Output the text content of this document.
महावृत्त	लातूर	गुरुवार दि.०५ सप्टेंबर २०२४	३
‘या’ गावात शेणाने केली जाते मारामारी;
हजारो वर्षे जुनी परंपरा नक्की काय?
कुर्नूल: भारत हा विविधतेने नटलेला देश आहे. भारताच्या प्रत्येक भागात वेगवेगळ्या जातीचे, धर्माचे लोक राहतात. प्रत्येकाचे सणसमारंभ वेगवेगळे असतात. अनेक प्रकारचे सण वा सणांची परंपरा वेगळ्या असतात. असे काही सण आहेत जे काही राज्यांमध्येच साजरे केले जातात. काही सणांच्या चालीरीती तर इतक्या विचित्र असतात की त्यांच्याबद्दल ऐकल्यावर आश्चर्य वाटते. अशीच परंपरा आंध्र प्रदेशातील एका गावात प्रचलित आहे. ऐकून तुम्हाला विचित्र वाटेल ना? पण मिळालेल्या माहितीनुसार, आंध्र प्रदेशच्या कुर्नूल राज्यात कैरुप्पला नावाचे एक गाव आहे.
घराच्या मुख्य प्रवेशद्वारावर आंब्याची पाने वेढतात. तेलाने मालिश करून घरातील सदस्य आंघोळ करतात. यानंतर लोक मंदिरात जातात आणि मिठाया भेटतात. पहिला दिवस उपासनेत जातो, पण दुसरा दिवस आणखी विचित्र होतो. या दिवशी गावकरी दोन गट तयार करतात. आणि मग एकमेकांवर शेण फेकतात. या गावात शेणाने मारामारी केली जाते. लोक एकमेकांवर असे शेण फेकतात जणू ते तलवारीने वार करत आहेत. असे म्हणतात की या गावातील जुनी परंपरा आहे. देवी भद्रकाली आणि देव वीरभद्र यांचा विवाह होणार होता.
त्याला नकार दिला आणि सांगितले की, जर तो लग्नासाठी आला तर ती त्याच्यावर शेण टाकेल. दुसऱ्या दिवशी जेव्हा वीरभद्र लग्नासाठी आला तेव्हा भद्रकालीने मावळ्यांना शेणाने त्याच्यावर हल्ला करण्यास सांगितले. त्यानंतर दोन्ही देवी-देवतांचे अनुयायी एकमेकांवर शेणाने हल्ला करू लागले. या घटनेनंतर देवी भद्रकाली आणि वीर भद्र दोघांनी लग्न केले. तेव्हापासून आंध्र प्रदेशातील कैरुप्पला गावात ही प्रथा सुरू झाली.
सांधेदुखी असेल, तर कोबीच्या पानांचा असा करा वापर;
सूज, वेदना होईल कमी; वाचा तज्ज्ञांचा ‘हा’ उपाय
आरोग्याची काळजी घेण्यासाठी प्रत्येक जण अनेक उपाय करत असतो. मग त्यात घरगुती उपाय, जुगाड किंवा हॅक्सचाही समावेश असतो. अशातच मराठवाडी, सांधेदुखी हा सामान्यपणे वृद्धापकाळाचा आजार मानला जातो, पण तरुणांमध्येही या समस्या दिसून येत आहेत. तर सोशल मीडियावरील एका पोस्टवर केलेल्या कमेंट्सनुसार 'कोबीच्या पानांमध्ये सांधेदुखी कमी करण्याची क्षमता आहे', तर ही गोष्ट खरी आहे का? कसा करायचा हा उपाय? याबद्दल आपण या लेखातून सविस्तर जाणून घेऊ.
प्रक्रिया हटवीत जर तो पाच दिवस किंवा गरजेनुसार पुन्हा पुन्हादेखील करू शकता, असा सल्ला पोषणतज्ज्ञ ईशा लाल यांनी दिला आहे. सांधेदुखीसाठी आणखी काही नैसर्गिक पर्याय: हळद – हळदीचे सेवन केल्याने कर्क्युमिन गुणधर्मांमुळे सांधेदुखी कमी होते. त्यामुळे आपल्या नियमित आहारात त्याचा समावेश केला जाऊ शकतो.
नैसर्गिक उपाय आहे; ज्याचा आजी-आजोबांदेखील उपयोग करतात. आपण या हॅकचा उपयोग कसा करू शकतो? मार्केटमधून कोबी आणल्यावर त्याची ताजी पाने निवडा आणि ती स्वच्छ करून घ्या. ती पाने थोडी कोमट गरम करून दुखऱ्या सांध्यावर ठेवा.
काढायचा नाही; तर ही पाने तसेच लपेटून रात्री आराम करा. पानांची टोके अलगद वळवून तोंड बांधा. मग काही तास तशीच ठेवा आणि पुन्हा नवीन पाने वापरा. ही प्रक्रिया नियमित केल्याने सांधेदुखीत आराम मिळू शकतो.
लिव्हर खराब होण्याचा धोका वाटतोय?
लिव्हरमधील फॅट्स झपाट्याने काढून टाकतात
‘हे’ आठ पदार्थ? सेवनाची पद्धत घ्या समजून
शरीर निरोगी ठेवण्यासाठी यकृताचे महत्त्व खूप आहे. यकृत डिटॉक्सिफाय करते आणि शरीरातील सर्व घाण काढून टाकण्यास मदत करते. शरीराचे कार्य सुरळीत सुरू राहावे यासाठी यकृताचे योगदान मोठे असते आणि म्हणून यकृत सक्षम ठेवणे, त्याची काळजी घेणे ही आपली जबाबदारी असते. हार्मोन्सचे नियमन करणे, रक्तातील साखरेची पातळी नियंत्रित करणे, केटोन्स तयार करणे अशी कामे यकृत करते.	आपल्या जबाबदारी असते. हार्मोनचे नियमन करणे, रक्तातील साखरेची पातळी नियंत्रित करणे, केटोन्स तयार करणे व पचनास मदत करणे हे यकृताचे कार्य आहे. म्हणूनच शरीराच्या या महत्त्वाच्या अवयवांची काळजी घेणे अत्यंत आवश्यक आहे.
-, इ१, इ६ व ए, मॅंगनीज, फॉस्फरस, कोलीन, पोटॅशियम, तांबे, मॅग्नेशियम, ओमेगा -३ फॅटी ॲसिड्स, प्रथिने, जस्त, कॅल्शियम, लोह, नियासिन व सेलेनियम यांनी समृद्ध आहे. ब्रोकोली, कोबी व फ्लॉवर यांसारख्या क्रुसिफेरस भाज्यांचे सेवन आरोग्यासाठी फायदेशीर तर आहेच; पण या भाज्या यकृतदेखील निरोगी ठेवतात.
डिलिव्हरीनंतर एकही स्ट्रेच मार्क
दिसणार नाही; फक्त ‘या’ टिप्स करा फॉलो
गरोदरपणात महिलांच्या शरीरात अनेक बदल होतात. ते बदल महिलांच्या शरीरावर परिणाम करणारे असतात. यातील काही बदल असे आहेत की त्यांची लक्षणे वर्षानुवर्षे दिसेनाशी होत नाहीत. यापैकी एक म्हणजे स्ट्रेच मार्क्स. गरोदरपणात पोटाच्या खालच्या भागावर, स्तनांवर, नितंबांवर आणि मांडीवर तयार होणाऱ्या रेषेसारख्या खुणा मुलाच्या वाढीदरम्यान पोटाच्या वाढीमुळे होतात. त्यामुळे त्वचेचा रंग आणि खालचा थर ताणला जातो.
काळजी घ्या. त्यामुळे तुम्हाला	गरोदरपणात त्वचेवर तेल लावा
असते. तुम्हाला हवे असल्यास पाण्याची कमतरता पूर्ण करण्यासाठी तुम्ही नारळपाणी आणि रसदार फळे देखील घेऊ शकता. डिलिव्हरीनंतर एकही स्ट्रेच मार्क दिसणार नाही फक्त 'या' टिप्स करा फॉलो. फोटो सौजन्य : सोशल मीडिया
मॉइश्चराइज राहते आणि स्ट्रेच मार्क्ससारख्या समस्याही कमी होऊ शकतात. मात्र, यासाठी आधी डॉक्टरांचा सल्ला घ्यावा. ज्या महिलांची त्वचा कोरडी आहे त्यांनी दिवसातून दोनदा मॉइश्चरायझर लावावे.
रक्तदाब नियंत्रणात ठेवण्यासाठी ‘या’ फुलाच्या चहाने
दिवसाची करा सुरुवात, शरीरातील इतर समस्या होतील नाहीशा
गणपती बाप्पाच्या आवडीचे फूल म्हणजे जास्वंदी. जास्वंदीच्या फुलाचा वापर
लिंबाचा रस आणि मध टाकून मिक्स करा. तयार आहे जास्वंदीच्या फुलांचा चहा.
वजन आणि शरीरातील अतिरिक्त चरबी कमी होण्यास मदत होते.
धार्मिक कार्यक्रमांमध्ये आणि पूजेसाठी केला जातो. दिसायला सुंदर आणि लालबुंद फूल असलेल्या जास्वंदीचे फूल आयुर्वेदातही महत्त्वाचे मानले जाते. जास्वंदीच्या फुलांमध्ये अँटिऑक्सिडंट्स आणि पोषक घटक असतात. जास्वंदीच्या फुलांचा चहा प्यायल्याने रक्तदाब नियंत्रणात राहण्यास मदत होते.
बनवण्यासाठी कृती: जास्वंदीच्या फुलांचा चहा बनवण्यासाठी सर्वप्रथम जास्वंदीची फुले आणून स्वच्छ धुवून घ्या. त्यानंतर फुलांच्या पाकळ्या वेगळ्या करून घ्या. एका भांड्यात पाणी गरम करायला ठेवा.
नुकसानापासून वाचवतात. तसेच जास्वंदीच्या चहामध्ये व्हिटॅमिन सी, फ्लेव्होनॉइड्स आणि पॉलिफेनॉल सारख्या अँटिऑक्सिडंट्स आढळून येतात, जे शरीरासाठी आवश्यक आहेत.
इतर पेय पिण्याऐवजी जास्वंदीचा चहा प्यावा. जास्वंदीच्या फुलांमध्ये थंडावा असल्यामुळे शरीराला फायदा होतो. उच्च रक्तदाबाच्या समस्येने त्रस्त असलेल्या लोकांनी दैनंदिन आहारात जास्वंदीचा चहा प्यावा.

•••

▸ **Exercise**
Return only the number of lines in the data that contain "दरपण".

▸ **Answer to this task**
2